» **WORK TO DO**
Determine how many lines below hold the string "text". Reply with the number alone.

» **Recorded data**
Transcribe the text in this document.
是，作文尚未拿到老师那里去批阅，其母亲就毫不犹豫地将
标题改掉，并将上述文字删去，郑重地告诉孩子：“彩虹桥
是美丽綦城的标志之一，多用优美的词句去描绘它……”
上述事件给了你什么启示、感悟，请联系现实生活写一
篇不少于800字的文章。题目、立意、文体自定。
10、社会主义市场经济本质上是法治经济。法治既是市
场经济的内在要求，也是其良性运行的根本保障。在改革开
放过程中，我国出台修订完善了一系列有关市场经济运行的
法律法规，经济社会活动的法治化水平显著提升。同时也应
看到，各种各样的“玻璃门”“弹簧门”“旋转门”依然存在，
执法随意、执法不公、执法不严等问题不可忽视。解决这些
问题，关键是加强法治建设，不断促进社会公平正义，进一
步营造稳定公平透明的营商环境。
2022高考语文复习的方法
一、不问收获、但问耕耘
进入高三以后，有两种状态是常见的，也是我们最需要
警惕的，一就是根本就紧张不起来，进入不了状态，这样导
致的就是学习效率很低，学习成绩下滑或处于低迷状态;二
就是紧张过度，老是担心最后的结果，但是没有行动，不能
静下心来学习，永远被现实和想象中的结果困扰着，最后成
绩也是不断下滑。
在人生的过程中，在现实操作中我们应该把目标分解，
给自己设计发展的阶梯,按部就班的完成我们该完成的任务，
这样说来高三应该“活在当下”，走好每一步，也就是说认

==

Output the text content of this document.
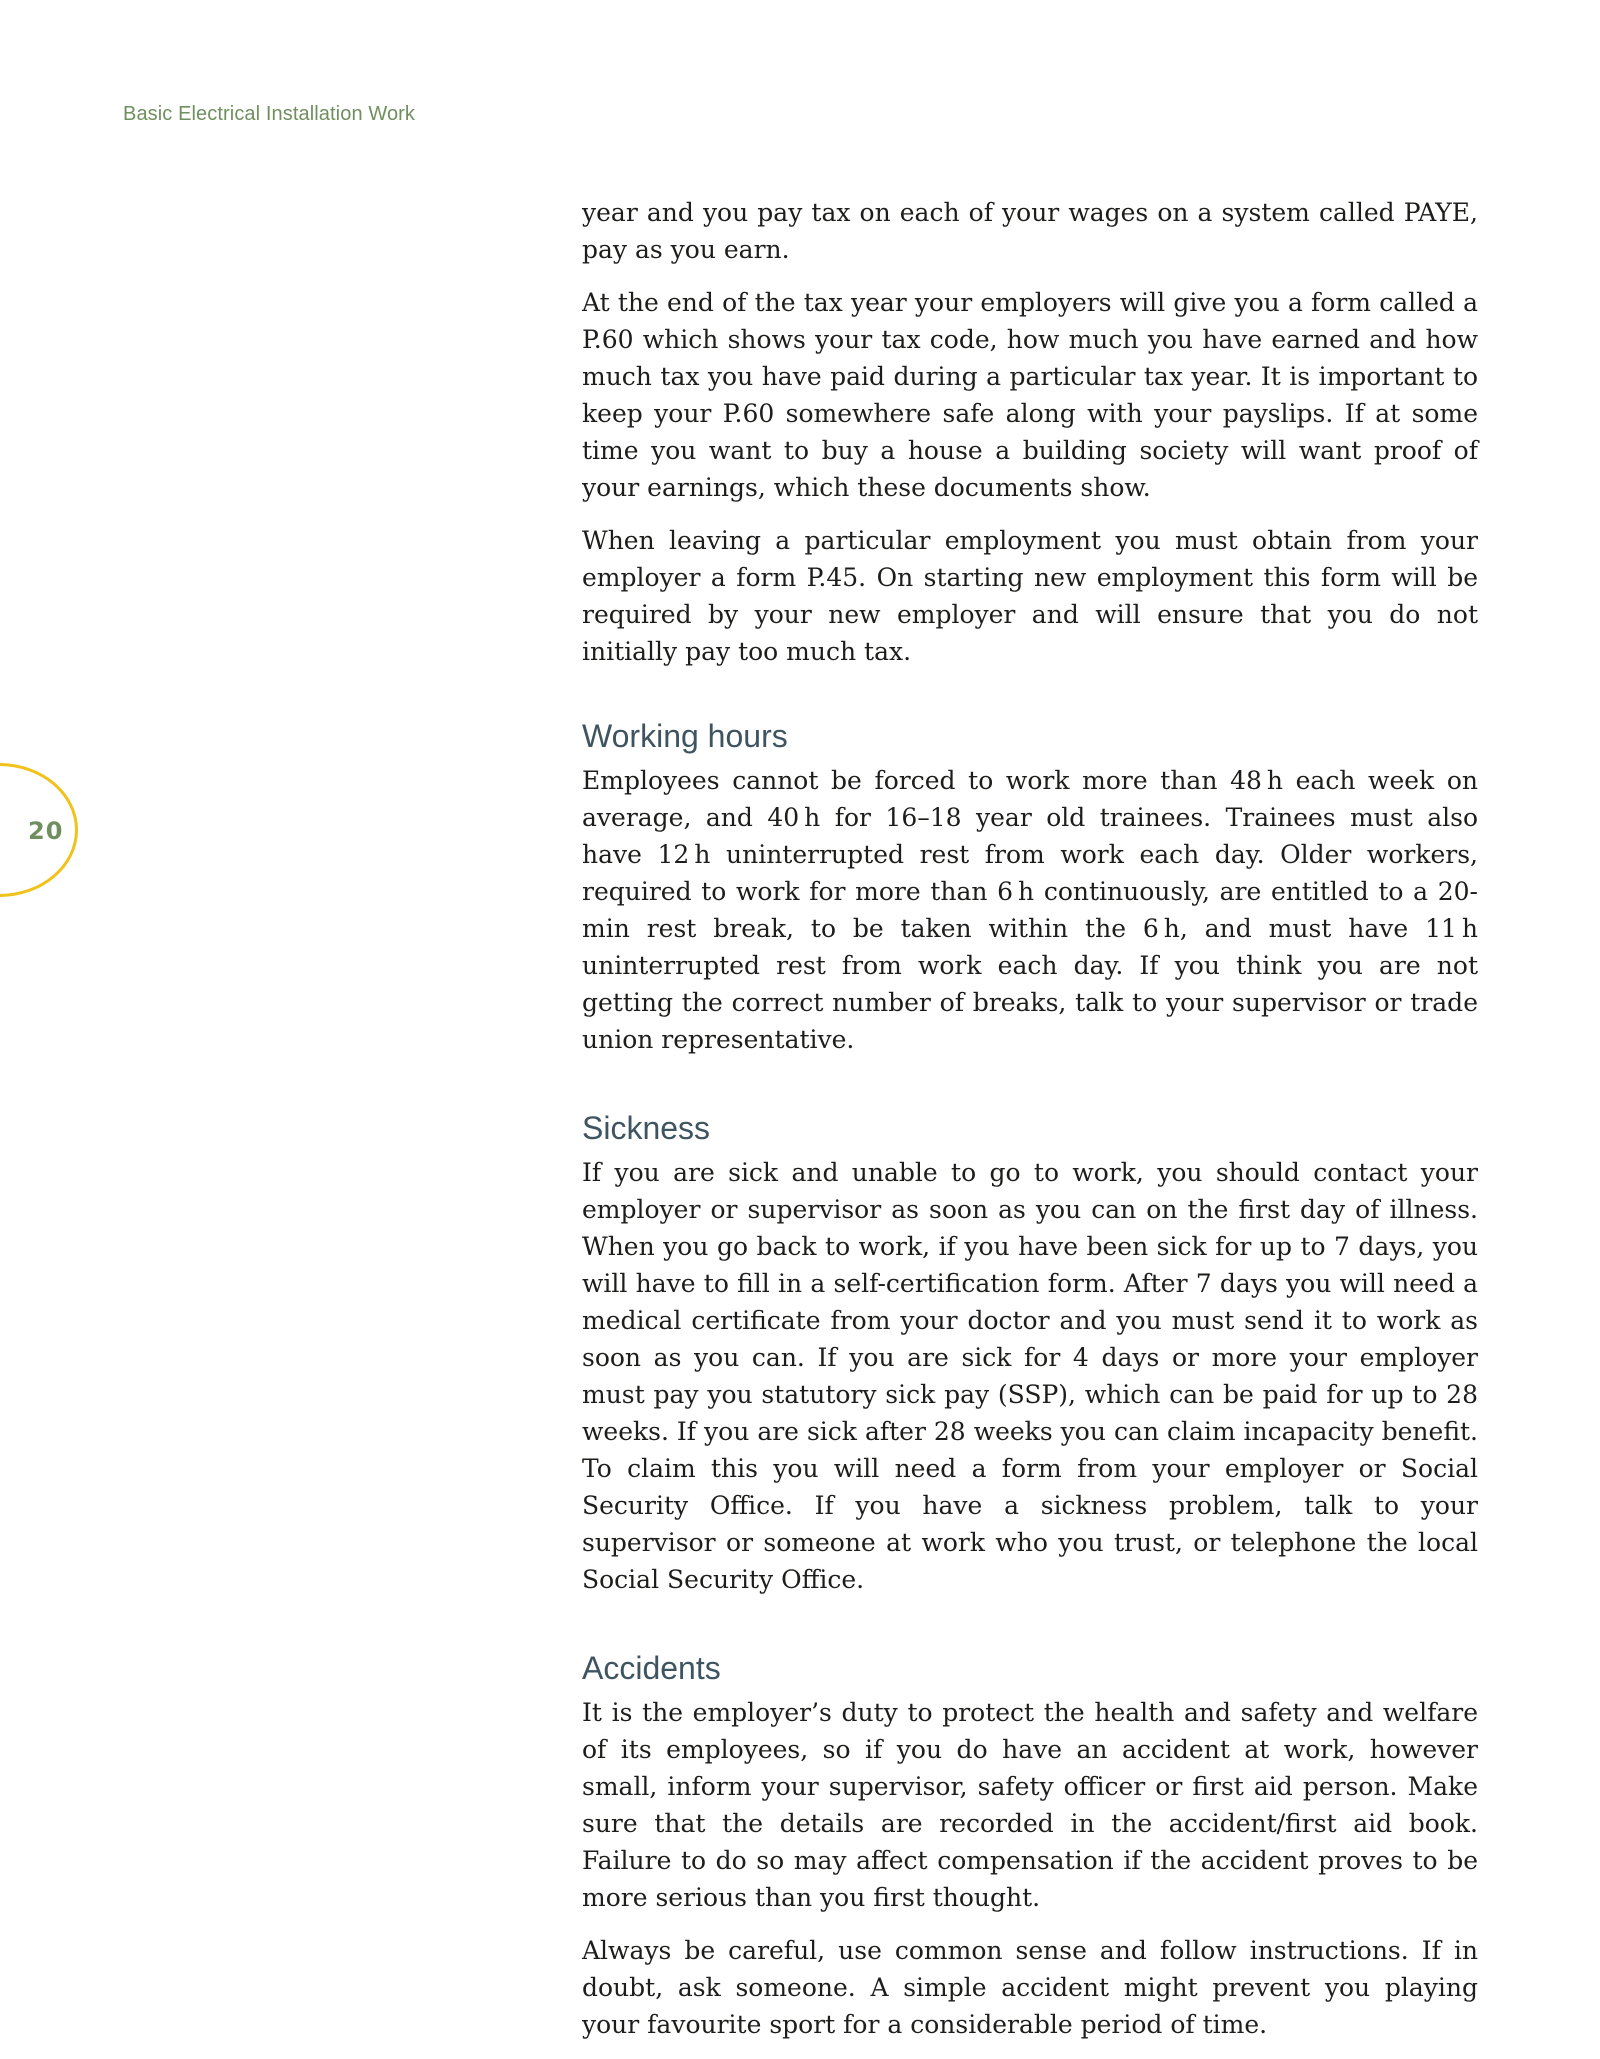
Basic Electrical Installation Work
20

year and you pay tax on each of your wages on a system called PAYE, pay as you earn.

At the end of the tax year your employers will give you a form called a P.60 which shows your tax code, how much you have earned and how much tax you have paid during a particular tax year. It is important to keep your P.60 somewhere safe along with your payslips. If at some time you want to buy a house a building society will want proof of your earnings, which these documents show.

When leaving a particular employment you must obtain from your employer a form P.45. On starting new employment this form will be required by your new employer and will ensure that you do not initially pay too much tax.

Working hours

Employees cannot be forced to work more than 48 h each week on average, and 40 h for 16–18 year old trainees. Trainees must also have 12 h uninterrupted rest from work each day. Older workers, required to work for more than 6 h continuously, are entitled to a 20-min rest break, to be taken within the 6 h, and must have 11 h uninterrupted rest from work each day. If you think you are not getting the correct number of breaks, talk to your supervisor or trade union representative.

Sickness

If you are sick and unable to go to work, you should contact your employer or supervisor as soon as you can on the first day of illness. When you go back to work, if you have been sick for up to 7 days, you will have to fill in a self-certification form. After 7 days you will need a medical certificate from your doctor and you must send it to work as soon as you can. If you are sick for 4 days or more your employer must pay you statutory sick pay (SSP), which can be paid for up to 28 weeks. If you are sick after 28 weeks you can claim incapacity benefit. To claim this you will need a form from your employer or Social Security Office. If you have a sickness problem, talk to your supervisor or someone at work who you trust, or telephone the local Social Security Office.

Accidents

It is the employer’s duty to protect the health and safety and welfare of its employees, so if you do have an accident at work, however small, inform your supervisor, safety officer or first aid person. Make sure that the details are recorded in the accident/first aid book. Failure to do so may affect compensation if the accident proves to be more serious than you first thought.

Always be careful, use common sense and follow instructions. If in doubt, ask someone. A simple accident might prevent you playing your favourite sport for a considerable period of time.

» **SOLUTION BELOW**
2